◆ **What to do**: Go through the records below line by line, counting those that contain the word "name"; answer with the count only.

A run of records
::::::::::
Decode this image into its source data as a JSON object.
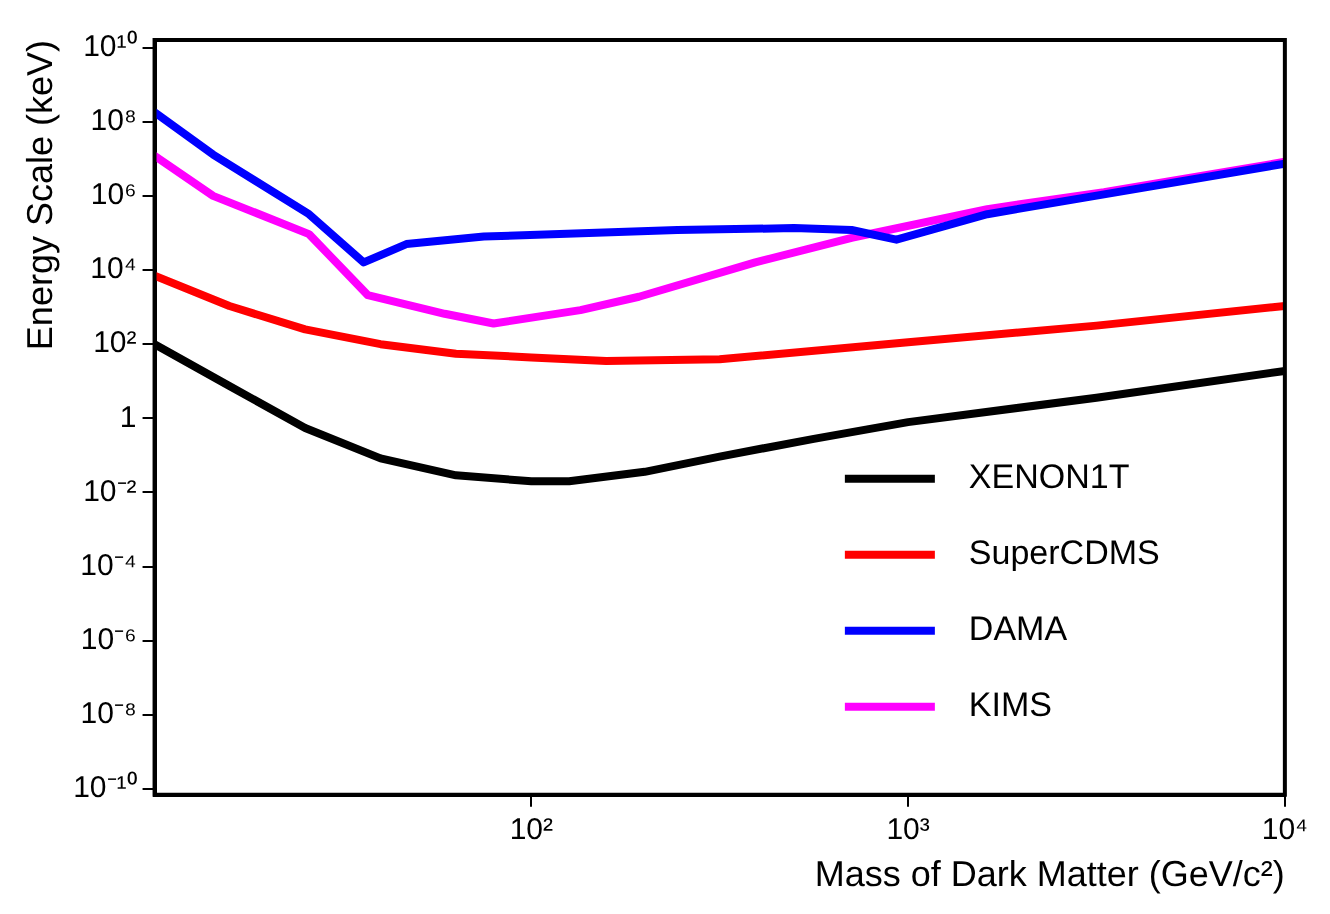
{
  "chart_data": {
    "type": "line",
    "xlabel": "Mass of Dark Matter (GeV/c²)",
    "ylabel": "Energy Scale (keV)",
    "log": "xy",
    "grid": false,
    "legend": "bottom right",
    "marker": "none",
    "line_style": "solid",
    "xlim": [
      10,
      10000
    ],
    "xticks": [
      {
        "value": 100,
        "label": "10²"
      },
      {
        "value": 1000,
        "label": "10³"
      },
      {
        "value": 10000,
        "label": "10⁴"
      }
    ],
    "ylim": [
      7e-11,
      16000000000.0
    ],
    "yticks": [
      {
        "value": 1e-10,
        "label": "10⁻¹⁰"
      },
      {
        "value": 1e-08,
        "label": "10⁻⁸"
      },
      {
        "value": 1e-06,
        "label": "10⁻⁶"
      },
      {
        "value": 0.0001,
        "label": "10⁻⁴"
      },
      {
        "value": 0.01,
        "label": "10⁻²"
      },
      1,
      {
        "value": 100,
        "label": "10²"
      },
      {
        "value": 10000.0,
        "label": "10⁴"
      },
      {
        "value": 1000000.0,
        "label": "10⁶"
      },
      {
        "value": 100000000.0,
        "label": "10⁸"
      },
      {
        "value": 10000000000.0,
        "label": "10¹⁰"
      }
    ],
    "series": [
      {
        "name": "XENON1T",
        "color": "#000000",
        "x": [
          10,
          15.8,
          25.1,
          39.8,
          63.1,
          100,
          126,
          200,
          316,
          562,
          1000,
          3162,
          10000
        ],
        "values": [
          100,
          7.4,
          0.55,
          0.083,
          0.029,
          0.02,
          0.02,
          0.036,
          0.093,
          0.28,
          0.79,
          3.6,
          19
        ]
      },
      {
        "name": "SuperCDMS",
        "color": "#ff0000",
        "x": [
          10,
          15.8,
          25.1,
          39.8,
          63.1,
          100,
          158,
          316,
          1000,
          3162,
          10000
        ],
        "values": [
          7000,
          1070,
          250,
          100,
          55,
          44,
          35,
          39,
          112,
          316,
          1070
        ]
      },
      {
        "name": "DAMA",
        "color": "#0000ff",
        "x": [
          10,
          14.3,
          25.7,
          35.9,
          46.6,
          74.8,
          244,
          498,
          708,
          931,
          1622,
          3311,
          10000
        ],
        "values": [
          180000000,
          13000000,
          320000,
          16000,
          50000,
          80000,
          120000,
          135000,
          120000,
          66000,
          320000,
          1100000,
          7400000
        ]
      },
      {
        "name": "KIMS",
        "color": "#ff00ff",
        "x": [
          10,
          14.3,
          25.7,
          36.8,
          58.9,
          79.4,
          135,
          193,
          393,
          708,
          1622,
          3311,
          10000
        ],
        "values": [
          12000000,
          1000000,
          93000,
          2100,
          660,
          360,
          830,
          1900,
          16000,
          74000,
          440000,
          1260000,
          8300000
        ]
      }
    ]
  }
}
::::::::::
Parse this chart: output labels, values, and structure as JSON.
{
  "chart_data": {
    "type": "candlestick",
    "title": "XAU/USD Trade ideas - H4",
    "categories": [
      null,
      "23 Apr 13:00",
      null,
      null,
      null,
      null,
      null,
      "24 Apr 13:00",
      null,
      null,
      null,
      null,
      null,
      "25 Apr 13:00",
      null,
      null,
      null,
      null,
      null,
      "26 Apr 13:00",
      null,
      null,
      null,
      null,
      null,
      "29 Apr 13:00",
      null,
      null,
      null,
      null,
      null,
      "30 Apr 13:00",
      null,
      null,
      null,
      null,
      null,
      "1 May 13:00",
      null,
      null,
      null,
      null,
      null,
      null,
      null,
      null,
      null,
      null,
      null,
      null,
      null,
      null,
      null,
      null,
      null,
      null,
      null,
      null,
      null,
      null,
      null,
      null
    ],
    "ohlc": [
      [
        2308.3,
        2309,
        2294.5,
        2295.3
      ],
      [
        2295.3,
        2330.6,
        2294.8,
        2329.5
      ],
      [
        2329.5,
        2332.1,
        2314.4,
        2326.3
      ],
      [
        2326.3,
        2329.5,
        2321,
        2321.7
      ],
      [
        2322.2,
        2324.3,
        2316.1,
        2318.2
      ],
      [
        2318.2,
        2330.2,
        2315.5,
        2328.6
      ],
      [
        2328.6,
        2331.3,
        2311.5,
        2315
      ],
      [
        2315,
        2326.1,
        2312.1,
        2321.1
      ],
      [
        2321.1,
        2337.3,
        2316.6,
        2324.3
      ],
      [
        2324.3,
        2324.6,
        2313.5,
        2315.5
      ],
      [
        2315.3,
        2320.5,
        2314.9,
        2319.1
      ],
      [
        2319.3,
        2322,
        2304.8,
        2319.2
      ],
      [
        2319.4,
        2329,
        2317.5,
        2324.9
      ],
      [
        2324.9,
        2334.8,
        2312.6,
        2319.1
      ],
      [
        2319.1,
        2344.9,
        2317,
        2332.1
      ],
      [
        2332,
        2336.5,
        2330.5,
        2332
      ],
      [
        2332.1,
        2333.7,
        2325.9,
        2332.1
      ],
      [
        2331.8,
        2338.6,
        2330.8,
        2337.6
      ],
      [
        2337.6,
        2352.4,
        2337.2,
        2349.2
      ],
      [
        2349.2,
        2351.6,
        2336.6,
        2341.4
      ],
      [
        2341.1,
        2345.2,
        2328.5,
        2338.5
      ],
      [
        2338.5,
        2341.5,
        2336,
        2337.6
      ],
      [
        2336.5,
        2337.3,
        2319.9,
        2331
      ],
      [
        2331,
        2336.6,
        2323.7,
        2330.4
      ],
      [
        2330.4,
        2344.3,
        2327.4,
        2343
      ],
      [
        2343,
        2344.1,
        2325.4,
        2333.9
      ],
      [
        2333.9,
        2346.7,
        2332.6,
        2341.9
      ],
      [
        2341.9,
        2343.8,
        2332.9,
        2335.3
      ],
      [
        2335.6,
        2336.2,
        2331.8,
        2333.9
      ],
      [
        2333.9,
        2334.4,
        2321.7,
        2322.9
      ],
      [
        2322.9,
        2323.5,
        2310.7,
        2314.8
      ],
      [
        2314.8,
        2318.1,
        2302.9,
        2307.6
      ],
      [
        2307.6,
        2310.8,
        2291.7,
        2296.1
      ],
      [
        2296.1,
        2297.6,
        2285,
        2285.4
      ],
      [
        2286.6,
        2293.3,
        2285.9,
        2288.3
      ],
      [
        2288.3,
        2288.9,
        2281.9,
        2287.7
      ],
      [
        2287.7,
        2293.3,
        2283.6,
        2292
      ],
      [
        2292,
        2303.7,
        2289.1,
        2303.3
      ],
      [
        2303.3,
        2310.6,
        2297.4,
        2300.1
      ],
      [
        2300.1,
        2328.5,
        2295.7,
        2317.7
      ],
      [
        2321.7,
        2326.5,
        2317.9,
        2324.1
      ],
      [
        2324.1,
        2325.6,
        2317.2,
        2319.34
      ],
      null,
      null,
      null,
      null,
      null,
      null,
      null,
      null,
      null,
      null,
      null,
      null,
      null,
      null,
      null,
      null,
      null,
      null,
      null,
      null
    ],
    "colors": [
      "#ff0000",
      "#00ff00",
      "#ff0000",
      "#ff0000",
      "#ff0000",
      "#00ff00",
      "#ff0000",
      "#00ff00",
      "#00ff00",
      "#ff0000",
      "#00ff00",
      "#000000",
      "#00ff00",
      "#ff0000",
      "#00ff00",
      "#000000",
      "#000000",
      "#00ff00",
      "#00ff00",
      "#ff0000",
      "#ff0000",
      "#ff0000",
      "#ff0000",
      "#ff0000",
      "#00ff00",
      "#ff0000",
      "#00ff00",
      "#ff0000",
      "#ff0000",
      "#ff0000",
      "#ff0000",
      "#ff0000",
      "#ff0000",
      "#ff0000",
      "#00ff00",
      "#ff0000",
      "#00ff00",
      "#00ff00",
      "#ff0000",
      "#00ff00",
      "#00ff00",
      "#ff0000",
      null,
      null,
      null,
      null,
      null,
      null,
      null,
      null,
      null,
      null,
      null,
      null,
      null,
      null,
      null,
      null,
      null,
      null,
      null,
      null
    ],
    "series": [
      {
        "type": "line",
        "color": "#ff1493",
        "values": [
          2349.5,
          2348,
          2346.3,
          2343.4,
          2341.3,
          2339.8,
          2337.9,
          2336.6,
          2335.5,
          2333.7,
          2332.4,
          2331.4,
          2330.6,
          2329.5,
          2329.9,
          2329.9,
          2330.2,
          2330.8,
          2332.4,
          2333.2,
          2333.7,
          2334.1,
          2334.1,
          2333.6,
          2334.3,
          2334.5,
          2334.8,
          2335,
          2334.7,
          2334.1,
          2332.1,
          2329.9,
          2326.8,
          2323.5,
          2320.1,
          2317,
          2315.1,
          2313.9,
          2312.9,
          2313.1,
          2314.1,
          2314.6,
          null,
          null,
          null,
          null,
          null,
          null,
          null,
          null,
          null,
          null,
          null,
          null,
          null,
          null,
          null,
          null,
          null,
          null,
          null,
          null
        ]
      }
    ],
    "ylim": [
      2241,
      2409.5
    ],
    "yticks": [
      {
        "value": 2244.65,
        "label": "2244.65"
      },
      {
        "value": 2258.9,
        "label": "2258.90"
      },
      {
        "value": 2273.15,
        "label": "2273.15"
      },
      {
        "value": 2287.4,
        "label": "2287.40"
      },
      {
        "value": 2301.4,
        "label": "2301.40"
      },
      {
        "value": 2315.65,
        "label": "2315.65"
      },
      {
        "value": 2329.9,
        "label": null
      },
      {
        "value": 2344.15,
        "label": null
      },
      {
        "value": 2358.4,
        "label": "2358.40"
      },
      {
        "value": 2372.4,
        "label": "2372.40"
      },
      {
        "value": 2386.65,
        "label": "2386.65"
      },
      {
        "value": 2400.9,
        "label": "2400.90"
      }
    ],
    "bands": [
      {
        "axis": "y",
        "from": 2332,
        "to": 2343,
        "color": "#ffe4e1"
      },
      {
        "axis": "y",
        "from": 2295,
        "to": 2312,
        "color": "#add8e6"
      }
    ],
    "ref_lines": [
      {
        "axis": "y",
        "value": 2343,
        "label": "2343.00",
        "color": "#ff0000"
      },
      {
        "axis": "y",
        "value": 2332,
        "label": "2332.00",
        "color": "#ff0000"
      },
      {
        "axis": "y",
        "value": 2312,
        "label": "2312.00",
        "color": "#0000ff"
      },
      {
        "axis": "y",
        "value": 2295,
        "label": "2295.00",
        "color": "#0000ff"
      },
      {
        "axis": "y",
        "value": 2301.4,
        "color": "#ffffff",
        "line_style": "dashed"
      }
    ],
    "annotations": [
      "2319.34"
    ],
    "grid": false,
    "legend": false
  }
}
::::::::::
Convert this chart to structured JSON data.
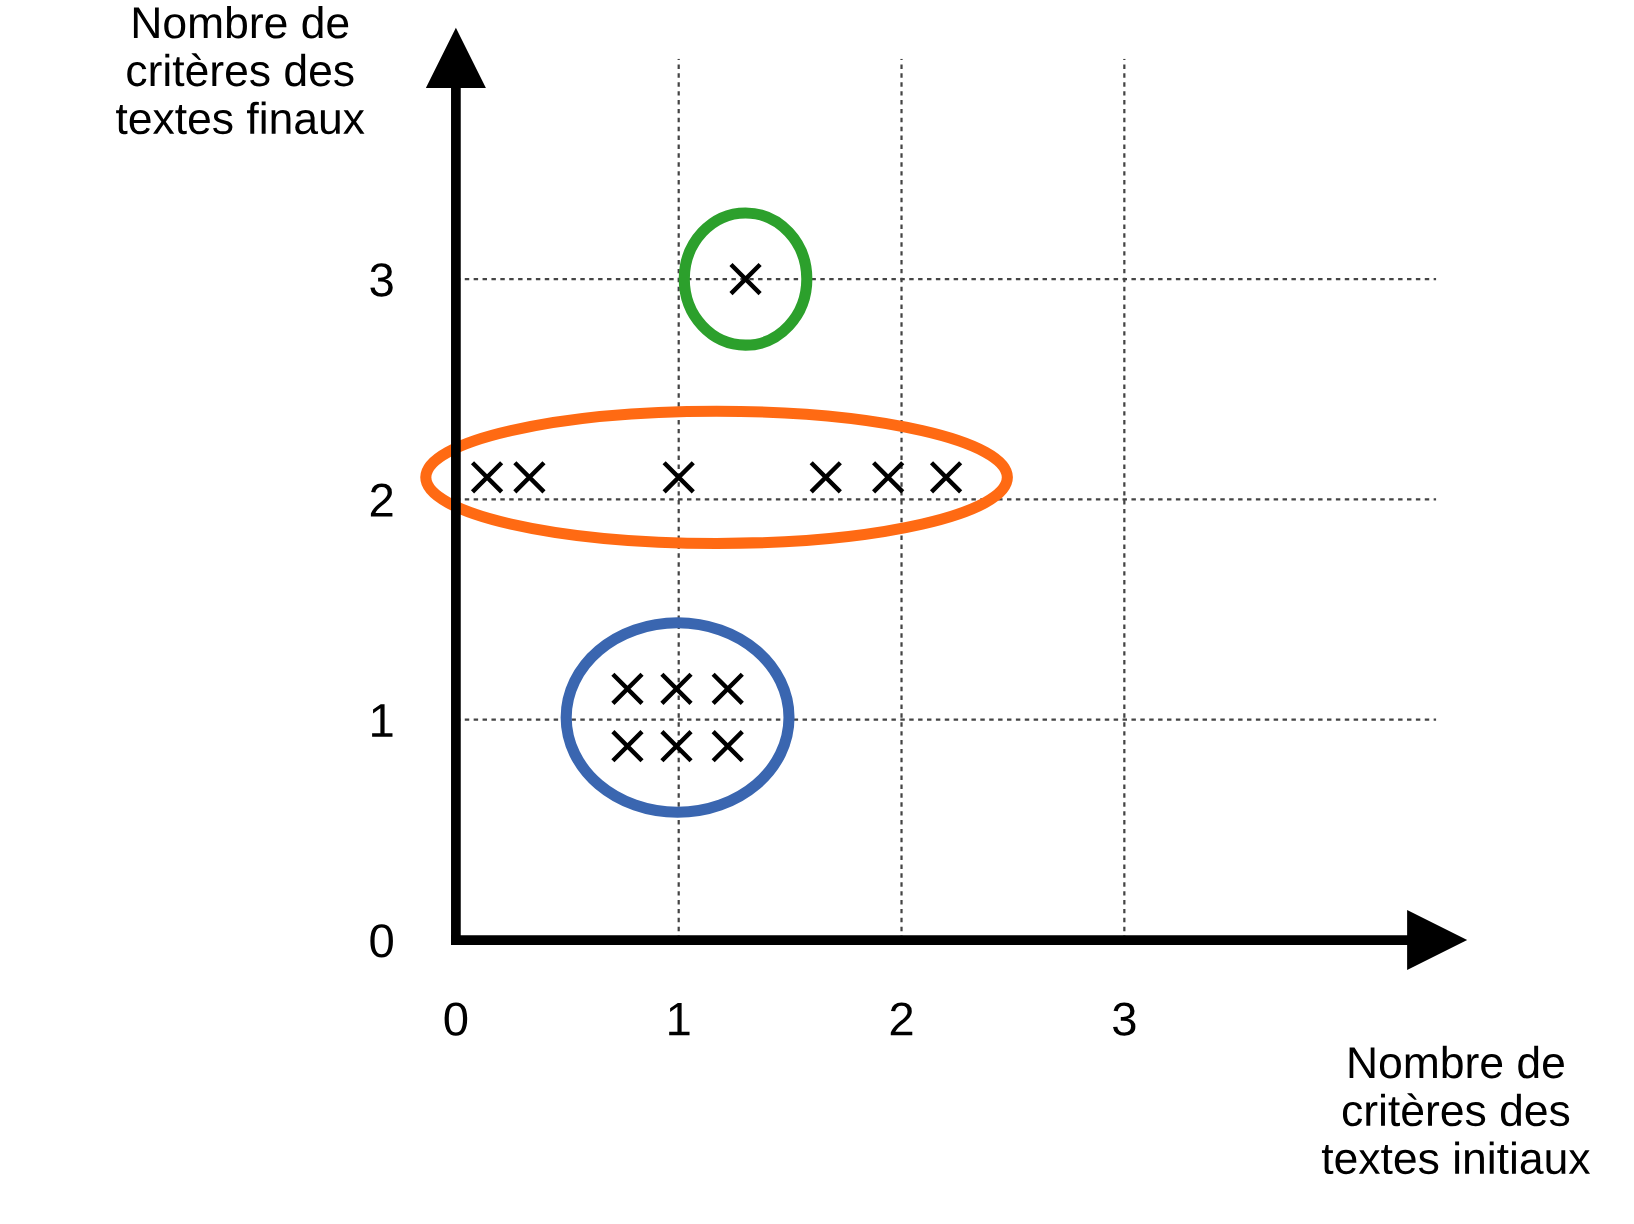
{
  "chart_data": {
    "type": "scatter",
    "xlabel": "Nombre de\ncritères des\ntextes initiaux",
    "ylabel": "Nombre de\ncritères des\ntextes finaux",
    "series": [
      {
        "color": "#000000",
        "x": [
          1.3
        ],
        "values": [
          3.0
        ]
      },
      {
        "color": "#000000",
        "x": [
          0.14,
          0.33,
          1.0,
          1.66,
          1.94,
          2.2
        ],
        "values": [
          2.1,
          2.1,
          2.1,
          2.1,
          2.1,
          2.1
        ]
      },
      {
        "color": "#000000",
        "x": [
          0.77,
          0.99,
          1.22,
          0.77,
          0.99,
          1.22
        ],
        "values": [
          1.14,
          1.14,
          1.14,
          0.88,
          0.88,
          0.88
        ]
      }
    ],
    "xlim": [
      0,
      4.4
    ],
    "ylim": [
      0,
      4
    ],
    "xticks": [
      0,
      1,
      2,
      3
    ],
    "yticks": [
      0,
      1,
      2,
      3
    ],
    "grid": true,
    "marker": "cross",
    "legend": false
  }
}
::::::::::
◆ **Result of this task**: 4